OBJECTIVE |
Write every record out again exactly as given.

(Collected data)
<<<<
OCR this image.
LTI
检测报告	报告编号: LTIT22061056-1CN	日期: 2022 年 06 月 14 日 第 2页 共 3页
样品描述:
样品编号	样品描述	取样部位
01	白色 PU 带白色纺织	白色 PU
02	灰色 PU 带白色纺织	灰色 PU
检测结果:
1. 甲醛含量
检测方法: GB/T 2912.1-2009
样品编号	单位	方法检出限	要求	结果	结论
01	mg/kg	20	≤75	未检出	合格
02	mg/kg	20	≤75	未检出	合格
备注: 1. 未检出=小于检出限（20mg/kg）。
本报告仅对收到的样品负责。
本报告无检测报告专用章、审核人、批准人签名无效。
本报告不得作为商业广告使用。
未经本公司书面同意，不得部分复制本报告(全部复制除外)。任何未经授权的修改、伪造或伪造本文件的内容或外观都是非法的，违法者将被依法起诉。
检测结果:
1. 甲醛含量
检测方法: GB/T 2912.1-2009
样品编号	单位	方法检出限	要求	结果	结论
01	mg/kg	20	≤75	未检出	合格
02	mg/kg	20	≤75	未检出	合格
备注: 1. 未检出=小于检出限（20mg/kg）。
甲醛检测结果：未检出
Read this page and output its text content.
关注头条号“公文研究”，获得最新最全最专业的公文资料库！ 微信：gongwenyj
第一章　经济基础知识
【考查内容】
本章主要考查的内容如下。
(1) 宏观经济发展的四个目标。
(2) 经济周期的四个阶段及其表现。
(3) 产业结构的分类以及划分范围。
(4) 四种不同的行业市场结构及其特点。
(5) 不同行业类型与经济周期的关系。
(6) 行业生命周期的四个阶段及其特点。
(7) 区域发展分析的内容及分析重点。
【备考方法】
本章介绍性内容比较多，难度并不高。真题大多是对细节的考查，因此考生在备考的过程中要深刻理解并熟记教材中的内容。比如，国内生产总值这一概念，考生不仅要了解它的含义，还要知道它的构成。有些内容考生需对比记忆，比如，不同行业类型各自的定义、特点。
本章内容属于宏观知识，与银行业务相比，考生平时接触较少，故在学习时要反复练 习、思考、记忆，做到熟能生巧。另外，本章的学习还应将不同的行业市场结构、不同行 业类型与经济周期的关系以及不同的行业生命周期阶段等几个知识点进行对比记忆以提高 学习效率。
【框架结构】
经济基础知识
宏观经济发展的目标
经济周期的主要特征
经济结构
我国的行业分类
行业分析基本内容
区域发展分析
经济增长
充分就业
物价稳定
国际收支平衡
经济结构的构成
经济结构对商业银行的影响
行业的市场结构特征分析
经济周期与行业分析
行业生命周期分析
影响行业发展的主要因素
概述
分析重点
>>>>
ANSWER IN FULL |
OCR this image.
LTI
检测报告	报告编号: LTIT22061056-1CN	日期: 2022 年 06 月 14 日 第 2页 共 3页
样品描述:
样品编号	样品描述	取样部位
01	白色 PU 带白色纺织	白色 PU
02	灰色 PU 带白色纺织	灰色 PU
检测结果:
1. 甲醛含量
检测方法: GB/T 2912.1-2009
样品编号	单位	方法检出限	要求	结果	结论
01	mg/kg	20	≤75	未检出	合格
02	mg/kg	20	≤75	未检出	合格
备注: 1. 未检出=小于检出限（20mg/kg）。
本报告仅对收到的样品负责。
本报告无检测报告专用章、审核人、批准人签名无效。
本报告不得作为商业广告使用。
未经本公司书面同意，不得部分复制本报告(全部复制除外)。任何未经授权的修改、伪造或伪造本文件的内容或外观都是非法的，违法者将被依法起诉。
检测结果:
1. 甲醛含量
检测方法: GB/T 2912.1-2009
样品编号	单位	方法检出限	要求	结果	结论
01	mg/kg	20	≤75	未检出	合格
02	mg/kg	20	≤75	未检出	合格
备注: 1. 未检出=小于检出限（20mg/kg）。
甲醛检测结果：未检出
Read this page and output its text content.
关注头条号“公文研究”，获得最新最全最专业的公文资料库！ 微信：gongwenyj
第一章　经济基础知识
【考查内容】
本章主要考查的内容如下。
(1) 宏观经济发展的四个目标。
(2) 经济周期的四个阶段及其表现。
(3) 产业结构的分类以及划分范围。
(4) 四种不同的行业市场结构及其特点。
(5) 不同行业类型与经济周期的关系。
(6) 行业生命周期的四个阶段及其特点。
(7) 区域发展分析的内容及分析重点。
【备考方法】
本章介绍性内容比较多，难度并不高。真题大多是对细节的考查，因此考生在备考的过程中要深刻理解并熟记教材中的内容。比如，国内生产总值这一概念，考生不仅要了解它的含义，还要知道它的构成。有些内容考生需对比记忆，比如，不同行业类型各自的定义、特点。
本章内容属于宏观知识，与银行业务相比，考生平时接触较少，故在学习时要反复练 习、思考、记忆，做到熟能生巧。另外，本章的学习还应将不同的行业市场结构、不同行 业类型与经济周期的关系以及不同的行业生命周期阶段等几个知识点进行对比记忆以提高 学习效率。
【框架结构】
经济基础知识
宏观经济发展的目标
经济周期的主要特征
经济结构
我国的行业分类
行业分析基本内容
区域发展分析
经济增长
充分就业
物价稳定
国际收支平衡
经济结构的构成
经济结构对商业银行的影响
行业的市场结构特征分析
经济周期与行业分析
行业生命周期分析
影响行业发展的主要因素
概述
分析重点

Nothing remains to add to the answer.